> **Short task**
Every line that holds "poprzez" should be shown.

> **Supplied records**
— Start —
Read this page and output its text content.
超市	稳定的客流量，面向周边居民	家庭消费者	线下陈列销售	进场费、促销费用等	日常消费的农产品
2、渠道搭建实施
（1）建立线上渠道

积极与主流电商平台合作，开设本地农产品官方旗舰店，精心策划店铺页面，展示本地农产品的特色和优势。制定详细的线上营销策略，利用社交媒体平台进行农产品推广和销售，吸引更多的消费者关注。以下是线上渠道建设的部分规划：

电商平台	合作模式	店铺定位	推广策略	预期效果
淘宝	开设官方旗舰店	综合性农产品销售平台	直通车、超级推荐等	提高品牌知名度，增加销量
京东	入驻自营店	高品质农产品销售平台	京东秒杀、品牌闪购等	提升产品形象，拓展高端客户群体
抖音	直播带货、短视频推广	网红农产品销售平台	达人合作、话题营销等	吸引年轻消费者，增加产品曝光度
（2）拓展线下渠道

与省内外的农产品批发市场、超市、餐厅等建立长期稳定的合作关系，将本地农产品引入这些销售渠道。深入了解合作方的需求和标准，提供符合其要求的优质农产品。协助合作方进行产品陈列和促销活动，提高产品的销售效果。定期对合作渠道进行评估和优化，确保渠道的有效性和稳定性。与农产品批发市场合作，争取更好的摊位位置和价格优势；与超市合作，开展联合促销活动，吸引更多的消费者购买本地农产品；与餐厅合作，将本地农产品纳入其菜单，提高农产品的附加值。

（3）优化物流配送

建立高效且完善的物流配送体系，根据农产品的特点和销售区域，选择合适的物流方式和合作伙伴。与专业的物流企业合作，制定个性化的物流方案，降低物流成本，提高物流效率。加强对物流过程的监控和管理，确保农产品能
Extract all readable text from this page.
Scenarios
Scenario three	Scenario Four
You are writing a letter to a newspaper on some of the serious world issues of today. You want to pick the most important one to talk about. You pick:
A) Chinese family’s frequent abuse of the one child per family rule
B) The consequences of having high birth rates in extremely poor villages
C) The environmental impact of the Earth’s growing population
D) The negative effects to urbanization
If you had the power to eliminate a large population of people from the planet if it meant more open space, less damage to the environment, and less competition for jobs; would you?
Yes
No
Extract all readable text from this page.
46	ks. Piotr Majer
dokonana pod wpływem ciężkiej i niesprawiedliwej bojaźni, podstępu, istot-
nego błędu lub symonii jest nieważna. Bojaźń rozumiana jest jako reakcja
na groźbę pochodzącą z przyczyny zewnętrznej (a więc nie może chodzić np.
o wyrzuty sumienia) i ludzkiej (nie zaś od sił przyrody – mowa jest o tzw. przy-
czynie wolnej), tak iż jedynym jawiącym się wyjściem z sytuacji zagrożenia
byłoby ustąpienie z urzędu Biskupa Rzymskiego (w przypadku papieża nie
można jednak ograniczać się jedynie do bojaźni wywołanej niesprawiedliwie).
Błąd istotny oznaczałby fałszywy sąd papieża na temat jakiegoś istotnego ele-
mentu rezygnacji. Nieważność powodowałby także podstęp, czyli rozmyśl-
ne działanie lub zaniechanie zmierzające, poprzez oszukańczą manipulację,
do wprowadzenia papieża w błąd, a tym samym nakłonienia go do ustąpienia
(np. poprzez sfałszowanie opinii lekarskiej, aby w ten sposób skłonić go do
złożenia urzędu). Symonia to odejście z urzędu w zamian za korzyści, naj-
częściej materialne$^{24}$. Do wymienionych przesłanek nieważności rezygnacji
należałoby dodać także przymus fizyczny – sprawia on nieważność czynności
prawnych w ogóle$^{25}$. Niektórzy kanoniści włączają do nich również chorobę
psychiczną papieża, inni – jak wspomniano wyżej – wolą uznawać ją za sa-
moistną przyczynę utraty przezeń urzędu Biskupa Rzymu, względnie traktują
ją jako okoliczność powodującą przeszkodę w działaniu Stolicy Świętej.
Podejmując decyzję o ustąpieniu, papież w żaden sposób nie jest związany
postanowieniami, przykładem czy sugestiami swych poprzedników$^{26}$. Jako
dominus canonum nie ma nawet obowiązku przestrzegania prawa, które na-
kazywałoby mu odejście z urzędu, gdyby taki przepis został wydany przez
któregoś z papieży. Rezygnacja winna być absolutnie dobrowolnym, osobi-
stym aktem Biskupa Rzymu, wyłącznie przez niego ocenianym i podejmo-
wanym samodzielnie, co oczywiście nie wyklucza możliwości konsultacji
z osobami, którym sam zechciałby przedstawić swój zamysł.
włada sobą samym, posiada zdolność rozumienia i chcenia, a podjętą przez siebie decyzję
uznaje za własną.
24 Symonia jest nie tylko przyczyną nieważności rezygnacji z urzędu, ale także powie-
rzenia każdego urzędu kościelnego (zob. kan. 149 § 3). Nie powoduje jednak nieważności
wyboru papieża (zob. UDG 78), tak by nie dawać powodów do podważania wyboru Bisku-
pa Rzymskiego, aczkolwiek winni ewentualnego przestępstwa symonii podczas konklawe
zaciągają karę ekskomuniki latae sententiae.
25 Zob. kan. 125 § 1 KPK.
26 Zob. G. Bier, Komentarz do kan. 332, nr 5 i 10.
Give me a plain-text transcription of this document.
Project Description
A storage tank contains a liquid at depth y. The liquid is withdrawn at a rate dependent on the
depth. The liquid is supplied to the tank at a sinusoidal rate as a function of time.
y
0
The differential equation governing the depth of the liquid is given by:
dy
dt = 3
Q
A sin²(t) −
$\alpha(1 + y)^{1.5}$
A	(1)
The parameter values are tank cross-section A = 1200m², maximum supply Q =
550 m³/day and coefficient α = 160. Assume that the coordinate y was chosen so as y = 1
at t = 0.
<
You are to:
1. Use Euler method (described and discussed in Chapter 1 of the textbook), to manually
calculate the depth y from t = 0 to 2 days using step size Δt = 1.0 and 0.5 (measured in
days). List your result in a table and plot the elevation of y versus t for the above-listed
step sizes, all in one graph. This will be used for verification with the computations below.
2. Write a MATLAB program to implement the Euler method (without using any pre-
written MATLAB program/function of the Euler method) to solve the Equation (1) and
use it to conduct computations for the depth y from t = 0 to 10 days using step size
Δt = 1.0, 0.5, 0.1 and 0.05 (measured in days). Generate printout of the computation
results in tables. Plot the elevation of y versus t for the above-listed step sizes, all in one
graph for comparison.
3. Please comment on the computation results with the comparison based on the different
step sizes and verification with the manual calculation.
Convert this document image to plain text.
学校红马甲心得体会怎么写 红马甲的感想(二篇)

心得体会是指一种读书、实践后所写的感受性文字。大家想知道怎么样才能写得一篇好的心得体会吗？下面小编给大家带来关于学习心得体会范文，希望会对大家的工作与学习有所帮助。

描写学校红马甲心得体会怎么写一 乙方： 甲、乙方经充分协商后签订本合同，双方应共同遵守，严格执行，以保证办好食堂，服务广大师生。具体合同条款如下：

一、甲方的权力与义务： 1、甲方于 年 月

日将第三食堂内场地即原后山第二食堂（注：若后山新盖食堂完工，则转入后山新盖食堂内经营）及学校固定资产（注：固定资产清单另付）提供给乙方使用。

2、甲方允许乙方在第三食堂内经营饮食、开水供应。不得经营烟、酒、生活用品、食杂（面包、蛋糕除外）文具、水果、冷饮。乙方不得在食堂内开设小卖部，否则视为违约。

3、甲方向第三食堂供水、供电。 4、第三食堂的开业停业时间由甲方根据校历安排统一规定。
— End —
> **Reply**
ne działanie lub zaniechanie zmierzające, poprzez oszukańczą manipulację,
(np. poprzez sfałszowanie opinii lekarskiej, aby w ten sposób skłonić go do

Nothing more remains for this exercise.